Set down each entry exactly as given; pictures should not appear in the copy.

Saved entries:
— Begin —
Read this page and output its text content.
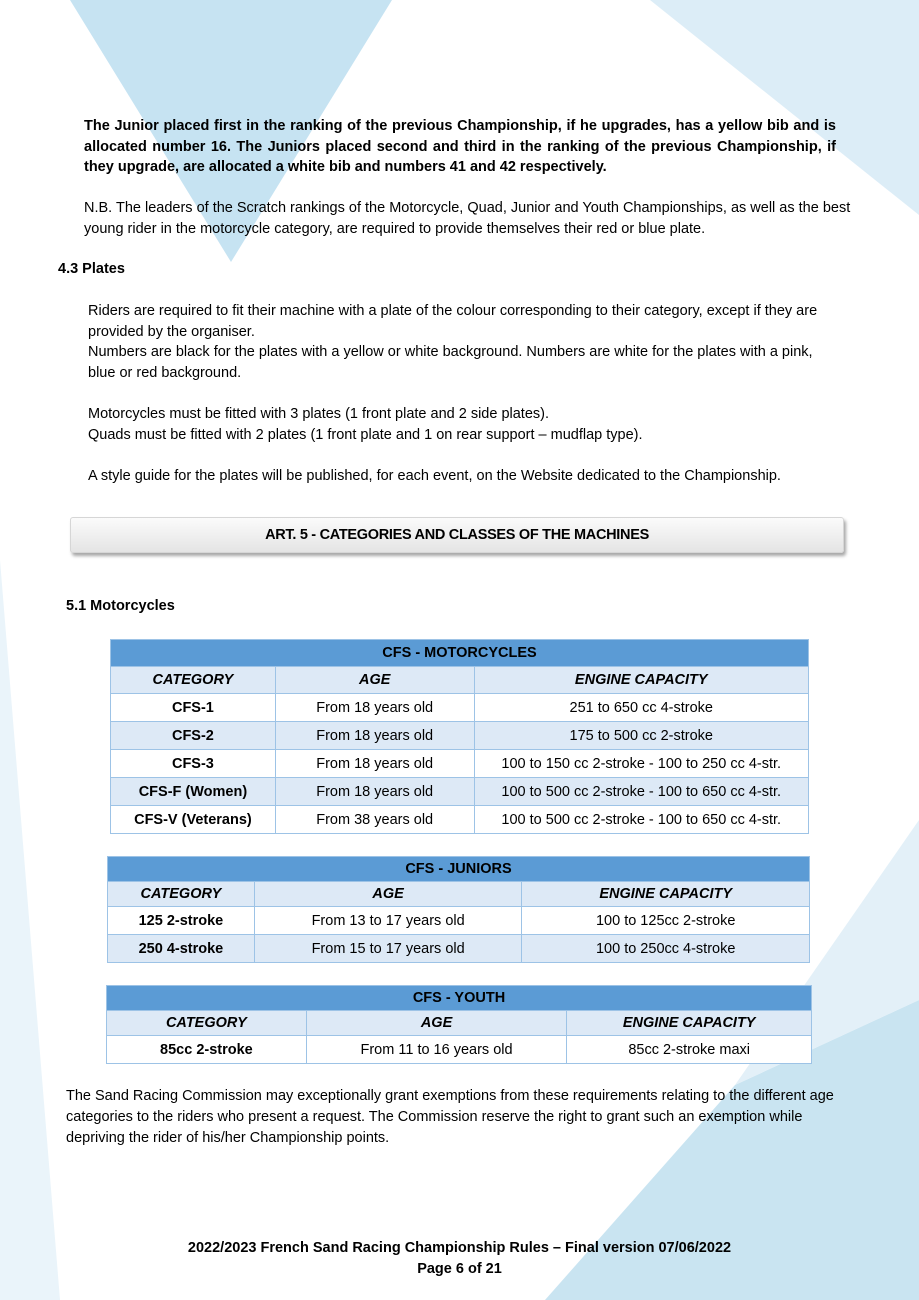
The Junior placed first in the ranking of the previous Championship, if he upgrades, has a yellow bib and is allocated number 16. The Juniors placed second and third in the ranking of the previous Championship, if they upgrade, are allocated a white bib and numbers 41 and 42 respectively.

N.B. The leaders of the Scratch rankings of the Motorcycle, Quad, Junior and Youth Championships, as well as the best young rider in the motorcycle category, are required to provide themselves their red or blue plate.

4.3 Plates

Riders are required to fit their machine with a plate of the colour corresponding to their category, except if they are provided by the organiser.

Numbers are black for the plates with a yellow or white background. Numbers are white for the plates with a pink, blue or red background.

Motorcycles must be fitted with 3 plates (1 front plate and 2 side plates).

Quads must be fitted with 2 plates (1 front plate and 1 on rear support – mudflap type).

A style guide for the plates will be published, for each event, on the Website dedicated to the Championship.

ART. 5 - CATEGORIES AND CLASSES OF THE MACHINES

5.1 Motorcycles

CFS - MOTORCYCLES		
CATEGORY	AGE	ENGINE CAPACITY
CFS-1	From 18 years old	251 to 650 cc 4-stroke
CFS-2	From 18 years old	175 to 500 cc 2-stroke
CFS-3	From 18 years old	100 to 150 cc 2-stroke - 100 to 250 cc 4-str.
CFS-F (Women)	From 18 years old	100 to 500 cc 2-stroke - 100 to 650 cc 4-str.
CFS-V (Veterans)	From 38 years old	100 to 500 cc 2-stroke - 100 to 650 cc 4-str.
CFS - JUNIORS		
CATEGORY	AGE	ENGINE CAPACITY
125 2-stroke	From 13 to 17 years old	100 to 125cc 2-stroke
250 4-stroke	From 15 to 17 years old	100 to 250cc 4-stroke
CFS - YOUTH		
CATEGORY	AGE	ENGINE CAPACITY
85cc 2-stroke	From 11 to 16 years old	85cc 2-stroke maxi

The Sand Racing Commission may exceptionally grant exemptions from these requirements relating to the different age categories to the riders who present a request. The Commission reserve the right to grant such an exemption while depriving the rider of his/her Championship points.

2022/2023 French Sand Racing Championship Rules – Final version 07/06/2022
Page 6 of 21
— End —
▶ **Task response**
Read this page and output its text content.
The Junior placed first in the ranking of the previous Championship, if he upgrades, has a yellow bib and is allocated number 16. The Juniors placed second and third in the ranking of the previous Championship, if they upgrade, are allocated a white bib and numbers 41 and 42 respectively.

N.B. The leaders of the Scratch rankings of the Motorcycle, Quad, Junior and Youth Championships, as well as the best young rider in the motorcycle category, are required to provide themselves their red or blue plate.

4.3 Plates

Riders are required to fit their machine with a plate of the colour corresponding to their category, except if they are provided by the organiser.

Numbers are black for the plates with a yellow or white background. Numbers are white for the plates with a pink, blue or red background.

Motorcycles must be fitted with 3 plates (1 front plate and 2 side plates).

Quads must be fitted with 2 plates (1 front plate and 1 on rear support – mudflap type).

A style guide for the plates will be published, for each event, on the Website dedicated to the Championship.

ART. 5 - CATEGORIES AND CLASSES OF THE MACHINES

5.1 Motorcycles

CFS - MOTORCYCLES		
CATEGORY	AGE	ENGINE CAPACITY
CFS-1	From 18 years old	251 to 650 cc 4-stroke
CFS-2	From 18 years old	175 to 500 cc 2-stroke
CFS-3	From 18 years old	100 to 150 cc 2-stroke - 100 to 250 cc 4-str.
CFS-F (Women)	From 18 years old	100 to 500 cc 2-stroke - 100 to 650 cc 4-str.
CFS-V (Veterans)	From 38 years old	100 to 500 cc 2-stroke - 100 to 650 cc 4-str.
CFS - JUNIORS		
CATEGORY	AGE	ENGINE CAPACITY
125 2-stroke	From 13 to 17 years old	100 to 125cc 2-stroke
250 4-stroke	From 15 to 17 years old	100 to 250cc 4-stroke
CFS - YOUTH		
CATEGORY	AGE	ENGINE CAPACITY
85cc 2-stroke	From 11 to 16 years old	85cc 2-stroke maxi

The Sand Racing Commission may exceptionally grant exemptions from these requirements relating to the different age categories to the riders who present a request. The Commission reserve the right to grant such an exemption while depriving the rider of his/her Championship points.

2022/2023 French Sand Racing Championship Rules – Final version 07/06/2022
Page 6 of 21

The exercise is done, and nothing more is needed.